What is required: Quote the listing below in full and exactly as written, but omit every picture.

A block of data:
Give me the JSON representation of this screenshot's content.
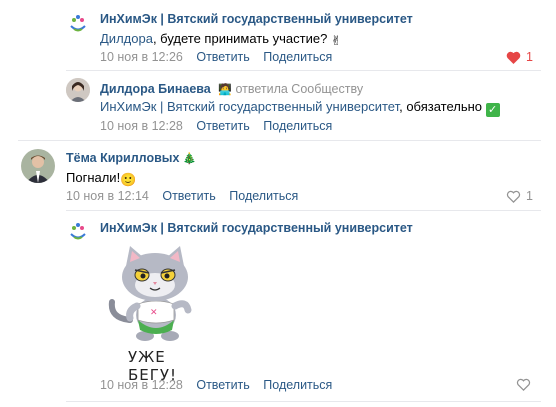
{
  "comments": [
    {
      "author": "ИнХимЭк | Вятский государственный университет",
      "text_mention": "Дилдора",
      "text_rest": ", будете принимать участие? ",
      "emoji": "✌",
      "time": "10 ноя в 12:26",
      "reply": "Ответить",
      "share": "Поделиться",
      "likes": "1",
      "liked": true
    },
    {
      "author": "Дилдора Бинаева",
      "reply_badge": "ответила Сообществу",
      "text_mention": "ИнХимЭк | Вятский государственный университет",
      "text_rest": ", обязательно ",
      "emoji": "✅",
      "time": "10 ноя в 12:28",
      "reply": "Ответить",
      "share": "Поделиться"
    },
    {
      "author": "Тёма Кирилловых",
      "text_rest": "Погнали!",
      "emoji": "🙂",
      "time": "10 ноя в 12:14",
      "reply": "Ответить",
      "share": "Поделиться",
      "likes": "1",
      "liked": false
    },
    {
      "author": "ИнХимЭк | Вятский государственный университет",
      "sticker_caption": "УЖЕ БЕГУ!",
      "time": "10 ноя в 12:28",
      "reply": "Ответить",
      "share": "Поделиться"
    }
  ],
  "colors": {
    "link": "#2a5885",
    "meta": "#939393",
    "like_active": "#e64646"
  }
}
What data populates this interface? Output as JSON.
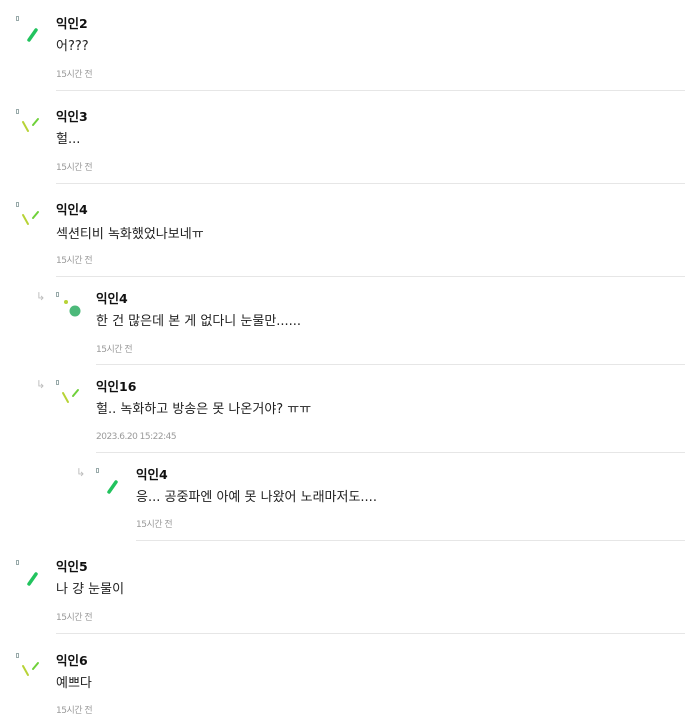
{
  "comments": [
    {
      "author": "익인2",
      "text": "어???",
      "time": "15시간 전"
    },
    {
      "author": "익인3",
      "text": "헐...",
      "time": "15시간 전"
    },
    {
      "author": "익인4",
      "text": "섹션티비 녹화했었나보네ㅠ",
      "time": "15시간 전"
    },
    {
      "author": "익인4",
      "text": "한 건 많은데 본 게 없다니 눈물만......",
      "time": "15시간 전"
    },
    {
      "author": "익인16",
      "text": "헐.. 녹화하고 방송은 못 나온거야? ㅠㅠ",
      "time": "2023.6.20 15:22:45"
    },
    {
      "author": "익인4",
      "text": "응... 공중파엔 아예 못 나왔어 노래마저도....",
      "time": "15시간 전"
    },
    {
      "author": "익인5",
      "text": "나 걍 눈물이",
      "time": "15시간 전"
    },
    {
      "author": "익인6",
      "text": "예쁘다",
      "time": "15시간 전"
    }
  ],
  "colors": {
    "avatar_green": "#22c35e",
    "avatar_yellow_green": "#b7d336",
    "avatar_lime": "#6fd13a",
    "avatar_mint": "#4cb97a",
    "divider": "#e6e6e6",
    "time_text": "#9a9a9a"
  },
  "icons": {
    "reply": "reply-arrow-icon",
    "avatar": "avatar-icon"
  }
}
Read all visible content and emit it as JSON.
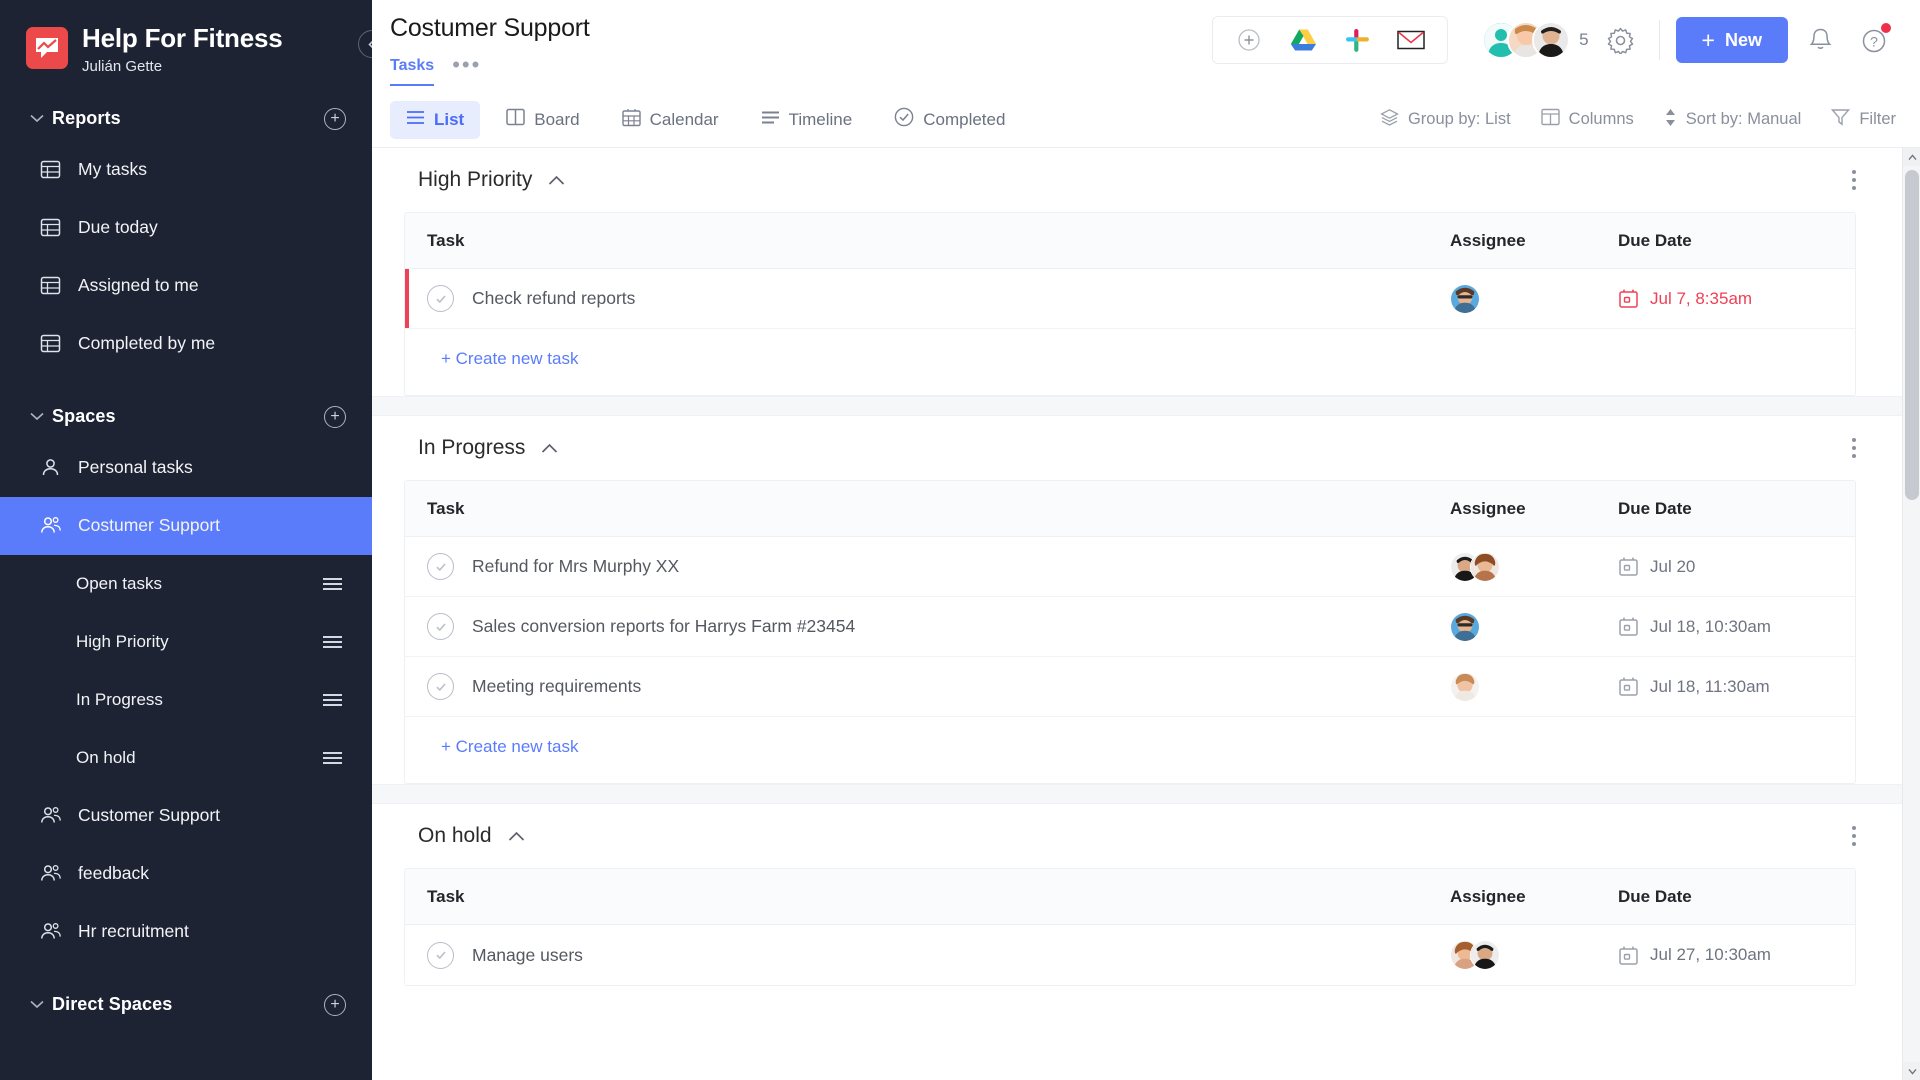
{
  "sidebar": {
    "brand": {
      "title": "Help For Fitness",
      "user": "Julián Gette",
      "logo_color": "#ec4a4a"
    },
    "collapse_tooltip": "Collapse",
    "groups": [
      {
        "label": "Reports",
        "items": [
          {
            "label": "My tasks",
            "icon": "table-icon"
          },
          {
            "label": "Due today",
            "icon": "table-icon"
          },
          {
            "label": "Assigned to me",
            "icon": "table-icon"
          },
          {
            "label": "Completed by me",
            "icon": "table-icon"
          }
        ]
      },
      {
        "label": "Spaces",
        "items": [
          {
            "label": "Personal tasks",
            "icon": "user-icon",
            "active": false,
            "sub": false
          },
          {
            "label": "Costumer Support",
            "icon": "users-icon",
            "active": true,
            "sub": false
          },
          {
            "label": "Open tasks",
            "icon": "",
            "active": false,
            "sub": true
          },
          {
            "label": "High Priority",
            "icon": "",
            "active": false,
            "sub": true
          },
          {
            "label": "In Progress",
            "icon": "",
            "active": false,
            "sub": true
          },
          {
            "label": "On hold",
            "icon": "",
            "active": false,
            "sub": true
          },
          {
            "label": "Customer Support",
            "icon": "users-icon",
            "active": false,
            "sub": false
          },
          {
            "label": "feedback",
            "icon": "users-icon",
            "active": false,
            "sub": false
          },
          {
            "label": "Hr recruitment",
            "icon": "users-icon",
            "active": false,
            "sub": false
          }
        ]
      },
      {
        "label": "Direct Spaces",
        "items": []
      }
    ],
    "active_color": "#5b7cfa"
  },
  "header": {
    "title": "Costumer Support",
    "subtabs": {
      "tasks": "Tasks",
      "more": "•••"
    },
    "integrations": [
      "add-integration-icon",
      "google-drive-icon",
      "slack-icon",
      "mail-icon"
    ],
    "member_count": "5",
    "new_button": "New",
    "new_button_color": "#5b7cfa"
  },
  "viewbar": {
    "tabs": [
      {
        "label": "List",
        "icon": "list-icon",
        "active": true
      },
      {
        "label": "Board",
        "icon": "board-icon",
        "active": false
      },
      {
        "label": "Calendar",
        "icon": "calendar-icon",
        "active": false
      },
      {
        "label": "Timeline",
        "icon": "timeline-icon",
        "active": false
      },
      {
        "label": "Completed",
        "icon": "check-circle-icon",
        "active": false
      }
    ],
    "tools": [
      {
        "label": "Group by: List",
        "icon": "layers-icon"
      },
      {
        "label": "Columns",
        "icon": "columns-icon"
      },
      {
        "label": "Sort by: Manual",
        "icon": "sort-icon"
      },
      {
        "label": "Filter",
        "icon": "filter-icon"
      }
    ]
  },
  "columns": {
    "task": "Task",
    "assignee": "Assignee",
    "due": "Due Date"
  },
  "create_task_label": "+ Create new task",
  "groups": [
    {
      "title": "High Priority",
      "rows": [
        {
          "name": "Check refund reports",
          "due": "Jul 7, 8:35am",
          "overdue": true,
          "priority": true,
          "avatars": [
            "#3d7fc1"
          ]
        }
      ]
    },
    {
      "title": "In Progress",
      "rows": [
        {
          "name": "Refund for Mrs Murphy XX",
          "due": "Jul 20",
          "overdue": false,
          "priority": false,
          "avatars": [
            "#2d2d33",
            "#b5744c"
          ]
        },
        {
          "name": "Sales conversion reports for Harrys Farm #23454",
          "due": "Jul 18, 10:30am",
          "overdue": false,
          "priority": false,
          "avatars": [
            "#3d7fc1"
          ]
        },
        {
          "name": "Meeting requirements",
          "due": "Jul 18, 11:30am",
          "overdue": false,
          "priority": false,
          "avatars": [
            "#e8b9a0"
          ]
        }
      ]
    },
    {
      "title": "On hold",
      "rows": [
        {
          "name": "Manage users",
          "due": "Jul 27, 10:30am",
          "overdue": false,
          "priority": false,
          "avatars": [
            "#d8a282",
            "#2d2d33"
          ]
        }
      ]
    }
  ],
  "colors": {
    "accent": "#5b7cfa",
    "overdue": "#ef4056",
    "sidebar_bg": "#1d2333",
    "priority_bar": "#ef4056"
  }
}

Worked answer:
Give me the JSON representation of this screenshot's content.
{
  "comments": [
    {
      "author": "ИнХимЭк | Вятский государственный университет",
      "text_mention": "Дилдора",
      "text_rest": ", будете принимать участие? ",
      "emoji": "✌",
      "time": "10 ноя в 12:26",
      "reply": "Ответить",
      "share": "Поделиться",
      "likes": "1",
      "liked": true
    },
    {
      "author": "Дилдора Бинаева",
      "reply_badge": "ответила Сообществу",
      "text_mention": "ИнХимЭк | Вятский государственный университет",
      "text_rest": ", обязательно ",
      "emoji": "✅",
      "time": "10 ноя в 12:28",
      "reply": "Ответить",
      "share": "Поделиться"
    },
    {
      "author": "Тёма Кирилловых",
      "text_rest": "Погнали!",
      "emoji": "🙂",
      "time": "10 ноя в 12:14",
      "reply": "Ответить",
      "share": "Поделиться",
      "likes": "1",
      "liked": false
    },
    {
      "author": "ИнХимЭк | Вятский государственный университет",
      "sticker_caption": "УЖЕ БЕГУ!",
      "time": "10 ноя в 12:28",
      "reply": "Ответить",
      "share": "Поделиться"
    }
  ],
  "colors": {
    "link": "#2a5885",
    "meta": "#939393",
    "like_active": "#e64646"
  }
}
What data populates this interface? Output as JSON.
{
  "comments": [
    {
      "author": "익인2",
      "text": "어???",
      "time": "15시간 전"
    },
    {
      "author": "익인3",
      "text": "헐...",
      "time": "15시간 전"
    },
    {
      "author": "익인4",
      "text": "섹션티비 녹화했었나보네ㅠ",
      "time": "15시간 전"
    },
    {
      "author": "익인4",
      "text": "한 건 많은데 본 게 없다니 눈물만......",
      "time": "15시간 전"
    },
    {
      "author": "익인16",
      "text": "헐.. 녹화하고 방송은 못 나온거야? ㅠㅠ",
      "time": "2023.6.20 15:22:45"
    },
    {
      "author": "익인4",
      "text": "응... 공중파엔 아예 못 나왔어 노래마저도....",
      "time": "15시간 전"
    },
    {
      "author": "익인5",
      "text": "나 걍 눈물이",
      "time": "15시간 전"
    },
    {
      "author": "익인6",
      "text": "예쁘다",
      "time": "15시간 전"
    }
  ],
  "colors": {
    "avatar_green": "#22c35e",
    "avatar_yellow_green": "#b7d336",
    "avatar_lime": "#6fd13a",
    "avatar_mint": "#4cb97a",
    "divider": "#e6e6e6",
    "time_text": "#9a9a9a"
  },
  "icons": {
    "reply": "reply-arrow-icon",
    "avatar": "avatar-icon"
  }
}
Read all visible content and emit it as JSON.
{
  "sidebar": {
    "brand": {
      "title": "Help For Fitness",
      "user": "Julián Gette",
      "logo_color": "#ec4a4a"
    },
    "collapse_tooltip": "Collapse",
    "groups": [
      {
        "label": "Reports",
        "items": [
          {
            "label": "My tasks",
            "icon": "table-icon"
          },
          {
            "label": "Due today",
            "icon": "table-icon"
          },
          {
            "label": "Assigned to me",
            "icon": "table-icon"
          },
          {
            "label": "Completed by me",
            "icon": "table-icon"
          }
        ]
      },
      {
        "label": "Spaces",
        "items": [
          {
            "label": "Personal tasks",
            "icon": "user-icon",
            "active": false,
            "sub": false
          },
          {
            "label": "Costumer Support",
            "icon": "users-icon",
            "active": true,
            "sub": false
          },
          {
            "label": "Open tasks",
            "icon": "",
            "active": false,
            "sub": true
          },
          {
            "label": "High Priority",
            "icon": "",
            "active": false,
            "sub": true
          },
          {
            "label": "In Progress",
            "icon": "",
            "active": false,
            "sub": true
          },
          {
            "label": "On hold",
            "icon": "",
            "active": false,
            "sub": true
          },
          {
            "label": "Customer Support",
            "icon": "users-icon",
            "active": false,
            "sub": false
          },
          {
            "label": "feedback",
            "icon": "users-icon",
            "active": false,
            "sub": false
          },
          {
            "label": "Hr recruitment",
            "icon": "users-icon",
            "active": false,
            "sub": false
          }
        ]
      },
      {
        "label": "Direct Spaces",
        "items": []
      }
    ],
    "active_color": "#5b7cfa"
  },
  "header": {
    "title": "Costumer Support",
    "subtabs": {
      "tasks": "Tasks",
      "more": "•••"
    },
    "integrations": [
      "add-integration-icon",
      "google-drive-icon",
      "slack-icon",
      "mail-icon"
    ],
    "member_count": "5",
    "new_button": "New",
    "new_button_color": "#5b7cfa"
  },
  "viewbar": {
    "tabs": [
      {
        "label": "List",
        "icon": "list-icon",
        "active": true
      },
      {
        "label": "Board",
        "icon": "board-icon",
        "active": false
      },
      {
        "label": "Calendar",
        "icon": "calendar-icon",
        "active": false
      },
      {
        "label": "Timeline",
        "icon": "timeline-icon",
        "active": false
      },
      {
        "label": "Completed",
        "icon": "check-circle-icon",
        "active": false
      }
    ],
    "tools": [
      {
        "label": "Group by: List",
        "icon": "layers-icon"
      },
      {
        "label": "Columns",
        "icon": "columns-icon"
      },
      {
        "label": "Sort by: Manual",
        "icon": "sort-icon"
      },
      {
        "label": "Filter",
        "icon": "filter-icon"
      }
    ]
  },
  "columns": {
    "task": "Task",
    "assignee": "Assignee",
    "due": "Due Date"
  },
  "create_task_label": "+ Create new task",
  "groups": [
    {
      "title": "High Priority",
      "rows": [
        {
          "name": "Check refund reports",
          "due": "Jul 7, 8:35am",
          "overdue": true,
          "priority": true,
          "avatars": [
            "#3d7fc1"
          ]
        }
      ]
    },
    {
      "title": "In Progress",
      "rows": [
        {
          "name": "Refund for Mrs Murphy XX",
          "due": "Jul 20",
          "overdue": false,
          "priority": false,
          "avatars": [
            "#2d2d33",
            "#b5744c"
          ]
        },
        {
          "name": "Sales conversion reports for Harrys Farm #23454",
          "due": "Jul 18, 10:30am",
          "overdue": false,
          "priority": false,
          "avatars": [
            "#3d7fc1"
          ]
        },
        {
          "name": "Meeting requirements",
          "due": "Jul 18, 11:30am",
          "overdue": false,
          "priority": false,
          "avatars": [
            "#e8b9a0"
          ]
        }
      ]
    },
    {
      "title": "On hold",
      "rows": [
        {
          "name": "Manage users",
          "due": "Jul 27, 10:30am",
          "overdue": false,
          "priority": false,
          "avatars": [
            "#d8a282",
            "#2d2d33"
          ]
        }
      ]
    }
  ],
  "colors": {
    "accent": "#5b7cfa",
    "overdue": "#ef4056",
    "sidebar_bg": "#1d2333",
    "priority_bar": "#ef4056"
  }
}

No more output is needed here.